• Figure content listings
— begin —
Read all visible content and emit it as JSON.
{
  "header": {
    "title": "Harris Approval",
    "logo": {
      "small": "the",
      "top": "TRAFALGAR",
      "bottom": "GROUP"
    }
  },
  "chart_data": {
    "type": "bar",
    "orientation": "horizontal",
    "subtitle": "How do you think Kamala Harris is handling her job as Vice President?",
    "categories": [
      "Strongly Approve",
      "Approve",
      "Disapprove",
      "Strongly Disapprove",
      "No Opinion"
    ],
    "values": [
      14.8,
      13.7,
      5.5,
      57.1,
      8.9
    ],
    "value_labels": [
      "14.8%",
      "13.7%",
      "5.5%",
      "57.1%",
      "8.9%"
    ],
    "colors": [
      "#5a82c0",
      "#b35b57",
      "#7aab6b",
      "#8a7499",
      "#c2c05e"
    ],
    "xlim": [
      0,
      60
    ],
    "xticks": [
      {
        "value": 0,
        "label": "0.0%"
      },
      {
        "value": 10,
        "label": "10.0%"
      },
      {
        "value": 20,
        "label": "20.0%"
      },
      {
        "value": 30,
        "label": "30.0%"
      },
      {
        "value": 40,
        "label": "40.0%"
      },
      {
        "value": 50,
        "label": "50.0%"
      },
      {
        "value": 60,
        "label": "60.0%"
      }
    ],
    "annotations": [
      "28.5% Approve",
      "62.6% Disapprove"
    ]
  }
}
— end —
• WORK INSTRUCTIONS
All of the entries should be written out again exactly.

• SOLUTION FOR THIS EXERCISE
Read all visible content and emit it as JSON.
{
  "header": {
    "title": "Harris Approval",
    "logo": {
      "small": "the",
      "top": "TRAFALGAR",
      "bottom": "GROUP"
    }
  },
  "chart_data": {
    "type": "bar",
    "orientation": "horizontal",
    "subtitle": "How do you think Kamala Harris is handling her job as Vice President?",
    "categories": [
      "Strongly Approve",
      "Approve",
      "Disapprove",
      "Strongly Disapprove",
      "No Opinion"
    ],
    "values": [
      14.8,
      13.7,
      5.5,
      57.1,
      8.9
    ],
    "value_labels": [
      "14.8%",
      "13.7%",
      "5.5%",
      "57.1%",
      "8.9%"
    ],
    "colors": [
      "#5a82c0",
      "#b35b57",
      "#7aab6b",
      "#8a7499",
      "#c2c05e"
    ],
    "xlim": [
      0,
      60
    ],
    "xticks": [
      {
        "value": 0,
        "label": "0.0%"
      },
      {
        "value": 10,
        "label": "10.0%"
      },
      {
        "value": 20,
        "label": "20.0%"
      },
      {
        "value": 30,
        "label": "30.0%"
      },
      {
        "value": 40,
        "label": "40.0%"
      },
      {
        "value": 50,
        "label": "50.0%"
      },
      {
        "value": 60,
        "label": "60.0%"
      }
    ],
    "annotations": [
      "28.5% Approve",
      "62.6% Disapprove"
    ]
  }
}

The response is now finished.